━━━ Extract provided
Updated: Oct 15, 2019
It's hard going through puberty - do you remember? Those feelings of not really knowing what's up but being all out of sorts.
One in five Australians experience a mental health condition in a given year, and almost one in two will experience a mental health condition at some point in their lifetime
In our household we have an expression called “food mood”. My boys are like bottomless pits at times and sometimes during period of growth or higher levels of anxiety, they need more food to stabilise their blood sugar levels and fuel their brain. But what happens when your teen has a good meal in their belly and they’re still low or anxious or just out-of-sorts?
Adolescence is a time of many psychosocial and physiological changes and with it can bring some pretty moody behaviour and as parents, it can be a bit tricky to manage.
What can help?
One of the changes during puberty is how teens respond to stressors. Specifically, adolescence is marked by significant shifts in hypothalamic-pituitary-adrenal (HPA) axis reactivity, resulting in heightened stress-induced hormonal responses.
A stressor can be physical or psychological, and when a he/she experiences a stressor, two hormonal systems are activated to help them cope with the situation.
Anxiety disorders are the most common mental disorders among Australian youth and pose as one of the biggest threats to mental health.
━━━━━━
━━━ Dataset excerpts
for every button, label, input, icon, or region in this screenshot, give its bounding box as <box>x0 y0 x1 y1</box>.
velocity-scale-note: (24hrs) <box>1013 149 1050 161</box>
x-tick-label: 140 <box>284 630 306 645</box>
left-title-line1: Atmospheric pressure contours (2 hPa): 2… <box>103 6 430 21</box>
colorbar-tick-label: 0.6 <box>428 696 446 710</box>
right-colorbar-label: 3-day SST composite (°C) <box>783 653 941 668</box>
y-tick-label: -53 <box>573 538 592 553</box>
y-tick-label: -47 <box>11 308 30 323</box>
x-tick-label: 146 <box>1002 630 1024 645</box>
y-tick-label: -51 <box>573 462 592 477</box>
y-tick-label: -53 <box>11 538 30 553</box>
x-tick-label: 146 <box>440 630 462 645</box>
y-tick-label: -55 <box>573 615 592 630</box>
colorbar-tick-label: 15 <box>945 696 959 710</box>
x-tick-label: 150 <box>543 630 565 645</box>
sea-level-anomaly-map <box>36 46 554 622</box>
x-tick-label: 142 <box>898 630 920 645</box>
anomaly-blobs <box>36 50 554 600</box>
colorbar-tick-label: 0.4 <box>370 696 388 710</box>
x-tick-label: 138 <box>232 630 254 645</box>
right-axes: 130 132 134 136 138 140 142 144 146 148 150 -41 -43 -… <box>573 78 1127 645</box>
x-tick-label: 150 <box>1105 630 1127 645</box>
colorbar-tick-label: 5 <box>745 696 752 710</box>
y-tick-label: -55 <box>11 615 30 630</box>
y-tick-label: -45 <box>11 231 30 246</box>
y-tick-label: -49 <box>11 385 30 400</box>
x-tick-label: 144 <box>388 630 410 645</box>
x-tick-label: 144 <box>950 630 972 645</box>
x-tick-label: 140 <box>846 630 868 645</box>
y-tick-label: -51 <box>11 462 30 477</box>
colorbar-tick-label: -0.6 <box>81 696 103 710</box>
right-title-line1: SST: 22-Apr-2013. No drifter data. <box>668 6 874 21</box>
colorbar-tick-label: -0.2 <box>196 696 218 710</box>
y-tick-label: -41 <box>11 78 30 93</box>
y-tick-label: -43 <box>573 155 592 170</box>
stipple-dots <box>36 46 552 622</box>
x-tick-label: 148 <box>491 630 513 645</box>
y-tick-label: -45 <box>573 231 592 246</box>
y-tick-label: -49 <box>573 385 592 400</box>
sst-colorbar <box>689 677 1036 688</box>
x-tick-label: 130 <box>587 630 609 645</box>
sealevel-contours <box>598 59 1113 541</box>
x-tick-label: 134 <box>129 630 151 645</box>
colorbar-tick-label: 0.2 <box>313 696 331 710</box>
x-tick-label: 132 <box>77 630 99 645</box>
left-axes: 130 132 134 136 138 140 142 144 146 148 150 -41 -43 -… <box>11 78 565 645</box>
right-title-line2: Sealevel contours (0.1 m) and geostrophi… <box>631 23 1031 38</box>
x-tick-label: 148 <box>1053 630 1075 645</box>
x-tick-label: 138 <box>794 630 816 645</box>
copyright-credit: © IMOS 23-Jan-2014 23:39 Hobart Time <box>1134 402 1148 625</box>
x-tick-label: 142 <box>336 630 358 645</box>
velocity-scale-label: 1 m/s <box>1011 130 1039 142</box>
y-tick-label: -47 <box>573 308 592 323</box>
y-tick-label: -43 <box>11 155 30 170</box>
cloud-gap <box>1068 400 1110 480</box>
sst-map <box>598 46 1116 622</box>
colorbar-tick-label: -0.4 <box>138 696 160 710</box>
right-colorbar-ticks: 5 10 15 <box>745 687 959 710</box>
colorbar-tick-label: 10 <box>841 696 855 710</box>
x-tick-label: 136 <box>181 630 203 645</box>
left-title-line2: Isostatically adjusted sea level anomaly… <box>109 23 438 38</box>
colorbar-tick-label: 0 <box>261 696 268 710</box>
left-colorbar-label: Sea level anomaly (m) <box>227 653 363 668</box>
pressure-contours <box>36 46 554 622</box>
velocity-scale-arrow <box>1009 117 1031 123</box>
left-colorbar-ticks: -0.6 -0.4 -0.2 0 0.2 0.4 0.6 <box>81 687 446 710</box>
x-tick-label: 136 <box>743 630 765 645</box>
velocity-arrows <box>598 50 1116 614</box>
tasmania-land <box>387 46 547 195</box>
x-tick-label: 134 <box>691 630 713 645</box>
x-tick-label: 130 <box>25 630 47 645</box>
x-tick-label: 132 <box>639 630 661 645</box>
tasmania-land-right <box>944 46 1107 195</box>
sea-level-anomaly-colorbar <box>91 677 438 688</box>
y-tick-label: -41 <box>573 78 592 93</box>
━━━━━━
▶ Activities:
1 > Please copy the part of the article on teen moods and puberty starting at "Adolescence is a" and ending at "tricky to manage.".
2 > Carry on writing the article on teen moods and puberty from the last sentence shown.

▶ Numbered responses:
1 >
Adolescence is a time of many psychosocial and physiological changes and with it can bring some pretty moody behaviour and as parents, it can be a bit tricky to manage.

2 >
Since I’m a naturopath, and not a psychologist, my area of expertise in this area lies in the area of herbal medicine, nutrition and gut health.
In herbal medicine there are herbs that can help modulate anxiety and depression as well as help respond to stress. An increasing amount of research being done in this area to provide traditional medicine with the scientific evidence and validation that so many people need. (I mean, how can herbs help with anxiety and depression right?)
There is also a wealth of research being done linking gut bacteria (microbiome) with mental health. What is referred to as the “brain-gut-microbiota axis” in the body means that there’s a bidirectional signalling between the brain and the GIT microbiotia (aka gut bacteria). This involves multiple immunological endocrine and neurocrine pathways.
It has long been accepted that psychological stress can impact microbiota composition and functioning. Research conducted over ten years+ has shown that alterations in the composition of the ecosystem alters emotional behaviour and brain function.
This means that we can open up the conversation and treatment beyond anti-depressant medication being the only option. As always, there is not a one size fits all approach and scaffolding to support a troubled teenagers needs to be put into place.
So without going into too much detail here, the take home message is that your teen’s mood may be contributed to by an imbalance in gut flora as a result of a range of factors such as stress, a poor diet or even anti-biotics.
Sooooo often I see teens consuming fast food – breakfast, lunch and dinner. Slurpees, packets of food, and caffeinated ‘energy’ drinks. Busy parents rush out the door handing canteen money to their kids because there just doesn't seem to be enough time – or the kids are making and taking their lunch to school but not eating it for whatever reason.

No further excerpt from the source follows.